* [TASK DETAILS] Starting at the line that contains "Transcribe this chart's", restate each line word for word through the final line of the data, keeping both ends.

[Excerpts from a figure dataset]
------------------------------
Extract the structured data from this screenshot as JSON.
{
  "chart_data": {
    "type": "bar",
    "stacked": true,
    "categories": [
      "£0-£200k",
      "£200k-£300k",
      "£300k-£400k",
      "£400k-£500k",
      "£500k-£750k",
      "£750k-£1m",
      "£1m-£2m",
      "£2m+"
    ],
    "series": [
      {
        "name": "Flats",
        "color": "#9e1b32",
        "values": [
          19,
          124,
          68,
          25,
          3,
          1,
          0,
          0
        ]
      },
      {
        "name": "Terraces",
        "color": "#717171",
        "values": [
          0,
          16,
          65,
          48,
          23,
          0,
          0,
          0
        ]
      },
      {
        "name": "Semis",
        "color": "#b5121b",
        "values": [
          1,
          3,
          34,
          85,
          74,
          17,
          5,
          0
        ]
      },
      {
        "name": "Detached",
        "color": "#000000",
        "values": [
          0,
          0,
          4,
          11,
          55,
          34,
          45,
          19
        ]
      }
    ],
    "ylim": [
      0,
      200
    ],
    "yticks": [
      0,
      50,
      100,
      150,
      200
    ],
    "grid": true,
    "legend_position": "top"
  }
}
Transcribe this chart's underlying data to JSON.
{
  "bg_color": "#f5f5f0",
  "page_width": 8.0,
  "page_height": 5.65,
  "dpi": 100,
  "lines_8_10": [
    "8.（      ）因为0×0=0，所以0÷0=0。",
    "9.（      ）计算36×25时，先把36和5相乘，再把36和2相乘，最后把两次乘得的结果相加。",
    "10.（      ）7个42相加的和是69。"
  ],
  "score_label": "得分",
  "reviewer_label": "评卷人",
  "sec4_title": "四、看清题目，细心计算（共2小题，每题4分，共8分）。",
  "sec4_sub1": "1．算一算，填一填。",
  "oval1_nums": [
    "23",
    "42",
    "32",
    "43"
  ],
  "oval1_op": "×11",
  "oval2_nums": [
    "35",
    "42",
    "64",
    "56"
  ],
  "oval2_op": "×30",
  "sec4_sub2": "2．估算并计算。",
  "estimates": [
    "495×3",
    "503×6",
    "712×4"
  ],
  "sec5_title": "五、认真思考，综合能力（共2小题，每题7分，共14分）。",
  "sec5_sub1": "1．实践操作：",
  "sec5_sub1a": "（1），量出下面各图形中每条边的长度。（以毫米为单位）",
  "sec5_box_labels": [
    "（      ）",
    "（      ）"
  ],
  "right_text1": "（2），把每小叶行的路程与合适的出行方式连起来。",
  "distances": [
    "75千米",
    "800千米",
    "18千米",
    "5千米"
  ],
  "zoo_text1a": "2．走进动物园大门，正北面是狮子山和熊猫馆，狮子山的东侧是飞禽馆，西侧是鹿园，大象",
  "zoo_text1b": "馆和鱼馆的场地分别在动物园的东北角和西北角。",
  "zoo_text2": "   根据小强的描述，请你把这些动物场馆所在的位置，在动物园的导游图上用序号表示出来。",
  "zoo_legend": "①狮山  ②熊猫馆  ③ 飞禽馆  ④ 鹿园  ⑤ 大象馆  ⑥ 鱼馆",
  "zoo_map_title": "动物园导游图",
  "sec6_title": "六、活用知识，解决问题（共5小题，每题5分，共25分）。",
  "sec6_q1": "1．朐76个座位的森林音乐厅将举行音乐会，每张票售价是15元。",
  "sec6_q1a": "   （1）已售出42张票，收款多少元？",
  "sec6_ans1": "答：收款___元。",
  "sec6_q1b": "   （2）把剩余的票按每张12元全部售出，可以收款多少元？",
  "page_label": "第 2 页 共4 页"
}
------------------------------
* [TASK RESPONSE]
Transcribe this chart's underlying data to JSON.
{
  "bg_color": "#f5f5f0",
  "page_width": 8.0,
  "page_height": 5.65,
  "dpi": 100,
  "lines_8_10": [
    "8.（      ）因为0×0=0，所以0÷0=0。",
    "9.（      ）计算36×25时，先把36和5相乘，再把36和2相乘，最后把两次乘得的结果相加。",
    "10.（      ）7个42相加的和是69。"
  ],
  "score_label": "得分",
  "reviewer_label": "评卷人",
  "sec4_title": "四、看清题目，细心计算（共2小题，每题4分，共8分）。",
  "sec4_sub1": "1．算一算，填一填。",
  "oval1_nums": [
    "23",
    "42",
    "32",
    "43"
  ],
  "oval1_op": "×11",
  "oval2_nums": [
    "35",
    "42",
    "64",
    "56"
  ],
  "oval2_op": "×30",
  "sec4_sub2": "2．估算并计算。",
  "estimates": [
    "495×3",
    "503×6",
    "712×4"
  ],
  "sec5_title": "五、认真思考，综合能力（共2小题，每题7分，共14分）。",
  "sec5_sub1": "1．实践操作：",
  "sec5_sub1a": "（1），量出下面各图形中每条边的长度。（以毫米为单位）",
  "sec5_box_labels": [
    "（      ）",
    "（      ）"
  ],
  "right_text1": "（2），把每小叶行的路程与合适的出行方式连起来。",
  "distances": [
    "75千米",
    "800千米",
    "18千米",
    "5千米"
  ],
  "zoo_text1a": "2．走进动物园大门，正北面是狮子山和熊猫馆，狮子山的东侧是飞禽馆，西侧是鹿园，大象",
  "zoo_text1b": "馆和鱼馆的场地分别在动物园的东北角和西北角。",
  "zoo_text2": "   根据小强的描述，请你把这些动物场馆所在的位置，在动物园的导游图上用序号表示出来。",
  "zoo_legend": "①狮山  ②熊猫馆  ③ 飞禽馆  ④ 鹿园  ⑤ 大象馆  ⑥ 鱼馆",
  "zoo_map_title": "动物园导游图",
  "sec6_title": "六、活用知识，解决问题（共5小题，每题5分，共25分）。",
  "sec6_q1": "1．朐76个座位的森林音乐厅将举行音乐会，每张票售价是15元。",
  "sec6_q1a": "   （1）已售出42张票，收款多少元？",
  "sec6_ans1": "答：收款___元。",
  "sec6_q1b": "   （2）把剩余的票按每张12元全部售出，可以收款多少元？",
  "page_label": "第 2 页 共4 页"
}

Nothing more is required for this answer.